● **Problem statement**
Lines before the one containing "Read out every word on this page." are left out; copy that line and every later line through the end of the data exactly.

▬▬▬

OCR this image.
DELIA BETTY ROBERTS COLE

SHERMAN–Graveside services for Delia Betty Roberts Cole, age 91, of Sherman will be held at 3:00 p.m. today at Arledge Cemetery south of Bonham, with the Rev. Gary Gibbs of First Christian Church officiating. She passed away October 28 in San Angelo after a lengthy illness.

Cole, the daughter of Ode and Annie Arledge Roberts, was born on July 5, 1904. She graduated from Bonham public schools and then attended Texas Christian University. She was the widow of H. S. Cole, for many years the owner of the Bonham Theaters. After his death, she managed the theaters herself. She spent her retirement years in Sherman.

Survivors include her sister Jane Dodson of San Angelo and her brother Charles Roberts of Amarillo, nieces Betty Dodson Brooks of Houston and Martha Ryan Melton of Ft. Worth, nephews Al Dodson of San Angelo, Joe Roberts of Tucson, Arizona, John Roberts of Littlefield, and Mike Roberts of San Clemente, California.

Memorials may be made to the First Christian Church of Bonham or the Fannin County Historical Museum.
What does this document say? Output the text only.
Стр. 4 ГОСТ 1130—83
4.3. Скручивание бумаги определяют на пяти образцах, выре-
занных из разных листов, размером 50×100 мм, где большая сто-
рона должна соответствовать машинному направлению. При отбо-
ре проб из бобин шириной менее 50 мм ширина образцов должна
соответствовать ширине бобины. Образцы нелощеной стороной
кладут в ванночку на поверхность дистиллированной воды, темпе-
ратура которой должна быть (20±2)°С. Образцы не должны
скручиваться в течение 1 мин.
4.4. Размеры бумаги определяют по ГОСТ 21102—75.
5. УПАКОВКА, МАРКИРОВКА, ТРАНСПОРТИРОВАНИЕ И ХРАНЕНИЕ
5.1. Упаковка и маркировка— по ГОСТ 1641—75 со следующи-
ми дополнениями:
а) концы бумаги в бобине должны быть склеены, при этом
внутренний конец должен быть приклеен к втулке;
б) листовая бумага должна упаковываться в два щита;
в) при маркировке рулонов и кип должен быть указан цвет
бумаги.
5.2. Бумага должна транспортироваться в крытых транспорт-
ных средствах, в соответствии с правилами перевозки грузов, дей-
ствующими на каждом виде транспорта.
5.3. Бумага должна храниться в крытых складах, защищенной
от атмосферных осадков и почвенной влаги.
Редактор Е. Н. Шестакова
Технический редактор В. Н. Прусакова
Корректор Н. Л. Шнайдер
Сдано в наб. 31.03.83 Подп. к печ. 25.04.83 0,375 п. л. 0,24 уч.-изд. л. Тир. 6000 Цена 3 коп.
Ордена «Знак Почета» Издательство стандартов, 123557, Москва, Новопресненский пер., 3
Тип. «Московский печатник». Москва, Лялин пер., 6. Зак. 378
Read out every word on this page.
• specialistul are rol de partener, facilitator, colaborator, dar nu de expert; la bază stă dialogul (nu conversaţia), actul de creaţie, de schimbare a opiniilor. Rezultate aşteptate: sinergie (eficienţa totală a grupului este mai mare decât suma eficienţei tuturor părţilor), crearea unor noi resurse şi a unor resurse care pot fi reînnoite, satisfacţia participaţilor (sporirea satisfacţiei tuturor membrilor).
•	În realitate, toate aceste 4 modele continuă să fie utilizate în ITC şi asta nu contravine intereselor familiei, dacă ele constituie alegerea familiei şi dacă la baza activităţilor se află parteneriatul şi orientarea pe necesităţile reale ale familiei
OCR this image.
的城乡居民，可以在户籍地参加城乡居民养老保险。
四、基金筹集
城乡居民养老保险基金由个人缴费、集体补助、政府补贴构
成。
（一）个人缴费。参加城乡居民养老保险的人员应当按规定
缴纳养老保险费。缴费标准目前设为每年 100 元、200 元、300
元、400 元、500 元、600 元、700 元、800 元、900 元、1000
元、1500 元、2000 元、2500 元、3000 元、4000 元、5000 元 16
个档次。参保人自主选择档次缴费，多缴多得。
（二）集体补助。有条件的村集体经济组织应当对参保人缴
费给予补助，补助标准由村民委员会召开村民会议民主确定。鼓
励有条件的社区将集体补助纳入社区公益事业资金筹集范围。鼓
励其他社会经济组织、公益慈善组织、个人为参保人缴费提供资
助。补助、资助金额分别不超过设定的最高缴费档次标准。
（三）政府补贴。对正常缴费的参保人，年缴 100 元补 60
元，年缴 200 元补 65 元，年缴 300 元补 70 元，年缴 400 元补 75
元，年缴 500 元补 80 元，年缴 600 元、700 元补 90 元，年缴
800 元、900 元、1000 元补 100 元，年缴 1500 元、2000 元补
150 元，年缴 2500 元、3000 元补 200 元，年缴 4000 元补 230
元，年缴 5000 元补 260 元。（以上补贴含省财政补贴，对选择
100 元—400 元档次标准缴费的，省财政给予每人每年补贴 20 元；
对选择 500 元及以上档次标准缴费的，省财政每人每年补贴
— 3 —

▬▬▬

● **Written solution**
Read out every word on this page.
• specialistul are rol de partener, facilitator, colaborator, dar nu de expert; la bază stă dialogul (nu conversaţia), actul de creaţie, de schimbare a opiniilor. Rezultate aşteptate: sinergie (eficienţa totală a grupului este mai mare decât suma eficienţei tuturor părţilor), crearea unor noi resurse şi a unor resurse care pot fi reînnoite, satisfacţia participaţilor (sporirea satisfacţiei tuturor membrilor).
•	În realitate, toate aceste 4 modele continuă să fie utilizate în ITC şi asta nu contravine intereselor familiei, dacă ele constituie alegerea familiei şi dacă la baza activităţilor se află parteneriatul şi orientarea pe necesităţile reale ale familiei
OCR this image.
的城乡居民，可以在户籍地参加城乡居民养老保险。
四、基金筹集
城乡居民养老保险基金由个人缴费、集体补助、政府补贴构
成。
（一）个人缴费。参加城乡居民养老保险的人员应当按规定
缴纳养老保险费。缴费标准目前设为每年 100 元、200 元、300
元、400 元、500 元、600 元、700 元、800 元、900 元、1000
元、1500 元、2000 元、2500 元、3000 元、4000 元、5000 元 16
个档次。参保人自主选择档次缴费，多缴多得。
（二）集体补助。有条件的村集体经济组织应当对参保人缴
费给予补助，补助标准由村民委员会召开村民会议民主确定。鼓
励有条件的社区将集体补助纳入社区公益事业资金筹集范围。鼓
励其他社会经济组织、公益慈善组织、个人为参保人缴费提供资
助。补助、资助金额分别不超过设定的最高缴费档次标准。
（三）政府补贴。对正常缴费的参保人，年缴 100 元补 60
元，年缴 200 元补 65 元，年缴 300 元补 70 元，年缴 400 元补 75
元，年缴 500 元补 80 元，年缴 600 元、700 元补 90 元，年缴
800 元、900 元、1000 元补 100 元，年缴 1500 元、2000 元补
150 元，年缴 2500 元、3000 元补 200 元，年缴 4000 元补 230
元，年缴 5000 元补 260 元。（以上补贴含省财政补贴，对选择
100 元—400 元档次标准缴费的，省财政给予每人每年补贴 20 元；
对选择 500 元及以上档次标准缴费的，省财政每人每年补贴
— 3 —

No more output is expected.